Task brief: Find how many lines in the material contain "title"; your answer should be that number alone.

..........

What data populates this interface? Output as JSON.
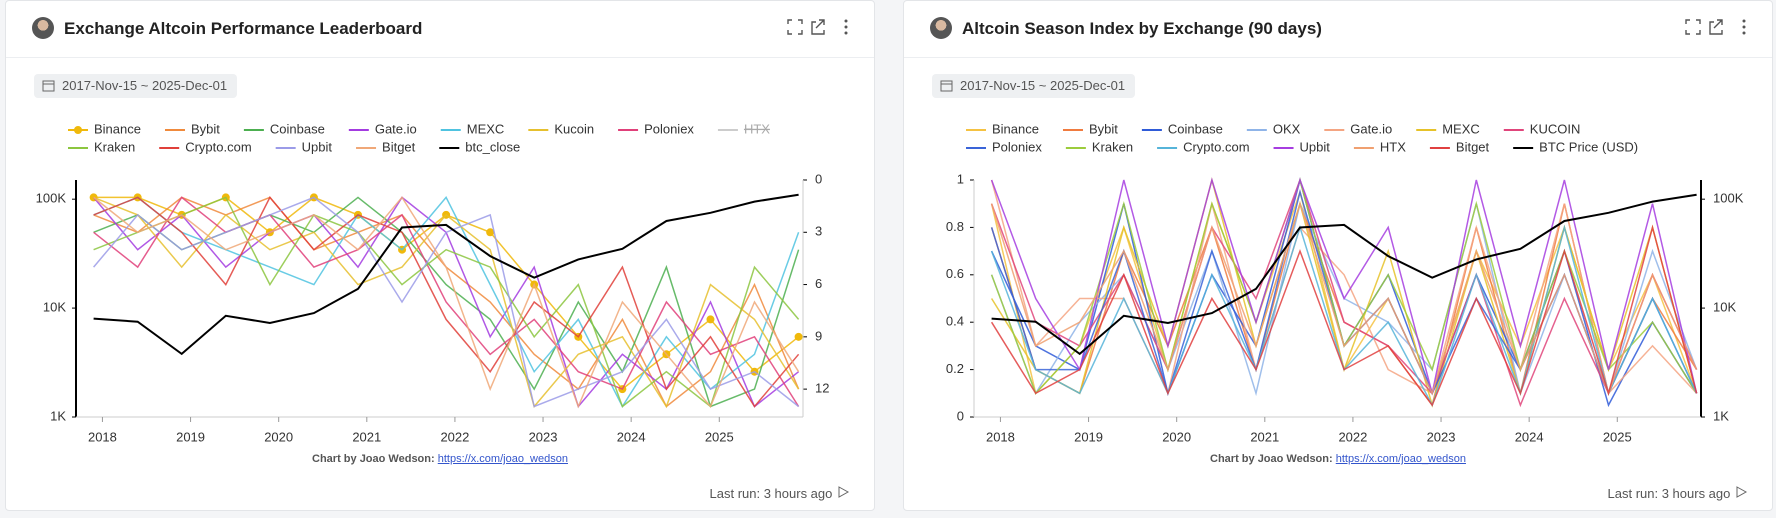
{
  "cards": [
    {
      "title": "Exchange Altcoin Performance Leaderboard",
      "date_range": "2017-Nov-15 ~ 2025-Dec-01",
      "credit": "Chart by Joao Wedson:",
      "credit_link": "https://x.com/joao_wedson",
      "last_run": "Last run: 3 hours ago",
      "chart_data": {
        "type": "line",
        "x": [
          2017.9,
          2018.4,
          2018.9,
          2019.4,
          2019.9,
          2020.4,
          2020.9,
          2021.4,
          2021.9,
          2022.4,
          2022.9,
          2023.4,
          2023.9,
          2024.4,
          2024.9,
          2025.4,
          2025.9
        ],
        "xlim": [
          2017.7,
          2025.95
        ],
        "xticks": [
          2018,
          2019,
          2020,
          2021,
          2022,
          2023,
          2024,
          2025
        ],
        "ylim": [
          1000,
          150000
        ],
        "ylog": true,
        "yticks": [
          {
            "value": 1000,
            "label": "1K"
          },
          {
            "value": 10000,
            "label": "10K"
          },
          {
            "value": 100000,
            "label": "100K"
          }
        ],
        "y2lim": [
          13.6,
          0
        ],
        "y2ticks": [
          0,
          3,
          6,
          9,
          12
        ],
        "grid": false,
        "series": [
          {
            "name": "Binance",
            "color": "#f0b90b",
            "marker": "circle",
            "axis": "y2",
            "values": [
              1,
              1,
              2,
              1,
              3,
              1,
              2,
              4,
              2,
              3,
              6,
              9,
              12,
              10,
              8,
              11,
              9
            ]
          },
          {
            "name": "Bybit",
            "color": "#f08a3c",
            "axis": "y2",
            "values": [
              2,
              3,
              1,
              2,
              1,
              4,
              3,
              2,
              5,
              7,
              10,
              12,
              8,
              13,
              11,
              6,
              12
            ]
          },
          {
            "name": "Coinbase",
            "color": "#4caf50",
            "axis": "y2",
            "values": [
              3,
              2,
              4,
              3,
              2,
              3,
              1,
              3,
              6,
              8,
              12,
              7,
              11,
              5,
              13,
              12,
              4
            ]
          },
          {
            "name": "Gate.io",
            "color": "#a33be0",
            "axis": "y2",
            "values": [
              1,
              4,
              2,
              5,
              3,
              2,
              5,
              1,
              3,
              9,
              5,
              13,
              10,
              12,
              7,
              13,
              11
            ]
          },
          {
            "name": "MEXC",
            "color": "#4fc3e0",
            "axis": "y2",
            "values": [
              2,
              1,
              3,
              4,
              5,
              6,
              2,
              4,
              1,
              6,
              11,
              8,
              13,
              9,
              12,
              10,
              3
            ]
          },
          {
            "name": "Kucoin",
            "color": "#e6c02e",
            "axis": "y2",
            "values": [
              1,
              2,
              5,
              2,
              4,
              3,
              6,
              5,
              2,
              4,
              13,
              10,
              9,
              13,
              6,
              8,
              12
            ]
          },
          {
            "name": "Poloniex",
            "color": "#e0407a",
            "axis": "y2",
            "values": [
              3,
              5,
              1,
              3,
              2,
              5,
              4,
              2,
              7,
              10,
              8,
              11,
              12,
              7,
              10,
              9,
              13
            ]
          },
          {
            "name": "HTX",
            "color": "#bbbbbb",
            "axis": "y2",
            "hidden": true
          },
          {
            "name": "Kraken",
            "color": "#8cc63f",
            "axis": "y2",
            "values": [
              4,
              3,
              2,
              1,
              6,
              2,
              3,
              6,
              4,
              5,
              9,
              6,
              13,
              11,
              13,
              5,
              8
            ]
          },
          {
            "name": "Crypto.com",
            "color": "#e0403a",
            "axis": "y2",
            "values": [
              2,
              1,
              3,
              6,
              1,
              4,
              2,
              3,
              8,
              11,
              7,
              9,
              5,
              12,
              9,
              13,
              10
            ]
          },
          {
            "name": "Upbit",
            "color": "#9b9be8",
            "axis": "y2",
            "values": [
              5,
              2,
              4,
              3,
              2,
              1,
              3,
              7,
              3,
              2,
              13,
              12,
              11,
              8,
              12,
              11,
              13
            ]
          },
          {
            "name": "Bitget",
            "color": "#f0a878",
            "axis": "y2",
            "values": [
              1,
              3,
              2,
              4,
              3,
              2,
              4,
              1,
              5,
              12,
              6,
              13,
              7,
              10,
              13,
              7,
              11
            ]
          },
          {
            "name": "btc_close",
            "color": "#000000",
            "width": 2,
            "values": [
              8000,
              7500,
              3800,
              8500,
              7300,
              9000,
              15000,
              55000,
              58000,
              30000,
              19000,
              28000,
              35000,
              63000,
              75000,
              95000,
              110000
            ]
          }
        ]
      }
    },
    {
      "title": "Altcoin Season Index by Exchange (90 days)",
      "date_range": "2017-Nov-15 ~ 2025-Dec-01",
      "credit": "Chart by Joao Wedson:",
      "credit_link": "https://x.com/joao_wedson",
      "last_run": "Last run: 3 hours ago",
      "chart_data": {
        "type": "line",
        "x": [
          2017.9,
          2018.4,
          2018.9,
          2019.4,
          2019.9,
          2020.4,
          2020.9,
          2021.4,
          2021.9,
          2022.4,
          2022.9,
          2023.4,
          2023.9,
          2024.4,
          2024.9,
          2025.4,
          2025.9
        ],
        "xlim": [
          2017.7,
          2025.95
        ],
        "xticks": [
          2018,
          2019,
          2020,
          2021,
          2022,
          2023,
          2024,
          2025
        ],
        "ylim": [
          0,
          1
        ],
        "yticks": [
          0,
          0.2,
          0.4,
          0.6,
          0.8,
          1
        ],
        "y2lim": [
          1000,
          150000
        ],
        "y2log": true,
        "y2ticks": [
          {
            "value": 1000,
            "label": "1K"
          },
          {
            "value": 10000,
            "label": "10K"
          },
          {
            "value": 100000,
            "label": "100K"
          }
        ],
        "grid": false,
        "series": [
          {
            "name": "Binance",
            "color": "#f5c242",
            "values": [
              0.9,
              0.1,
              0.3,
              0.8,
              0.2,
              0.9,
              0.4,
              0.95,
              0.2,
              0.5,
              0.1,
              0.7,
              0.3,
              0.8,
              0.2,
              0.6,
              0.1
            ]
          },
          {
            "name": "Bybit",
            "color": "#f07b3f",
            "values": [
              0.8,
              0.2,
              0.1,
              0.7,
              0.3,
              0.8,
              0.2,
              0.9,
              0.4,
              0.3,
              0.05,
              0.8,
              0.1,
              0.9,
              0.1,
              0.5,
              0.2
            ]
          },
          {
            "name": "Coinbase",
            "color": "#2f5bd8",
            "values": [
              0.7,
              0.3,
              0.2,
              0.9,
              0.1,
              0.6,
              0.3,
              1,
              0.3,
              0.6,
              0.1,
              0.6,
              0.2,
              0.7,
              0.05,
              0.4,
              0.1
            ]
          },
          {
            "name": "OKX",
            "color": "#8fb4e8",
            "values": [
              0.6,
              0.1,
              0.4,
              0.6,
              0.2,
              0.7,
              0.1,
              0.9,
              0.5,
              0.4,
              0.2,
              0.9,
              0.1,
              0.6,
              0.1,
              0.7,
              0.2
            ]
          },
          {
            "name": "Gate.io",
            "color": "#f4a582",
            "values": [
              1,
              0.3,
              0.5,
              0.5,
              0.1,
              0.9,
              0.2,
              0.8,
              0.6,
              0.2,
              0.1,
              0.8,
              0.2,
              0.9,
              0.1,
              0.3,
              0.1
            ]
          },
          {
            "name": "MEXC",
            "color": "#e6c229",
            "values": [
              0.5,
              0.2,
              0.1,
              0.8,
              0.3,
              1,
              0.3,
              0.9,
              0.2,
              0.7,
              0.05,
              0.7,
              0.1,
              0.8,
              0.2,
              0.8,
              0.1
            ]
          },
          {
            "name": "KUCOIN",
            "color": "#e0457b",
            "values": [
              0.9,
              0.4,
              0.3,
              0.6,
              0.2,
              0.8,
              0.5,
              1,
              0.4,
              0.3,
              0.1,
              0.6,
              0.05,
              0.5,
              0.1,
              0.6,
              0.2
            ]
          },
          {
            "name": "Poloniex",
            "color": "#3a64d8",
            "values": [
              0.8,
              0.2,
              0.2,
              0.7,
              0.1,
              0.7,
              0.2,
              0.95,
              0.3,
              0.5,
              0.1,
              0.5,
              0.2,
              0.6,
              0.1,
              0.5,
              0.1
            ]
          },
          {
            "name": "Kraken",
            "color": "#9ccc3c",
            "values": [
              0.6,
              0.1,
              0.3,
              0.9,
              0.2,
              0.9,
              0.4,
              1,
              0.3,
              0.6,
              0.2,
              0.9,
              0.2,
              0.7,
              0.2,
              0.4,
              0.1
            ]
          },
          {
            "name": "Crypto.com",
            "color": "#56b4d9",
            "values": [
              0.7,
              0.2,
              0.1,
              0.5,
              0.1,
              0.6,
              0.2,
              0.8,
              0.2,
              0.4,
              0.05,
              0.6,
              0.1,
              0.8,
              0.1,
              0.5,
              0.1
            ]
          },
          {
            "name": "Upbit",
            "color": "#a63de0",
            "values": [
              1,
              0.5,
              0.2,
              1,
              0.3,
              1,
              0.4,
              1,
              0.5,
              0.8,
              0.1,
              1,
              0.3,
              1,
              0.2,
              0.9,
              0.1
            ]
          },
          {
            "name": "HTX",
            "color": "#f0a070",
            "values": [
              0.9,
              0.3,
              0.4,
              0.7,
              0.2,
              0.8,
              0.3,
              0.9,
              0.3,
              0.5,
              0.1,
              0.7,
              0.2,
              0.6,
              0.1,
              0.6,
              0.2
            ]
          },
          {
            "name": "Bitget",
            "color": "#e04040",
            "values": [
              0.4,
              0.1,
              0.2,
              0.6,
              0.1,
              0.5,
              0.2,
              0.7,
              0.2,
              0.3,
              0.05,
              0.5,
              0.1,
              0.7,
              0.1,
              0.8,
              0.1
            ]
          },
          {
            "name": "BTC Price (USD)",
            "color": "#000000",
            "width": 2,
            "axis": "y2",
            "values": [
              8000,
              7500,
              3800,
              8500,
              7300,
              9000,
              15000,
              55000,
              58000,
              30000,
              19000,
              28000,
              35000,
              63000,
              75000,
              95000,
              110000
            ]
          }
        ]
      }
    }
  ]
}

..........

Output for this exercise: 2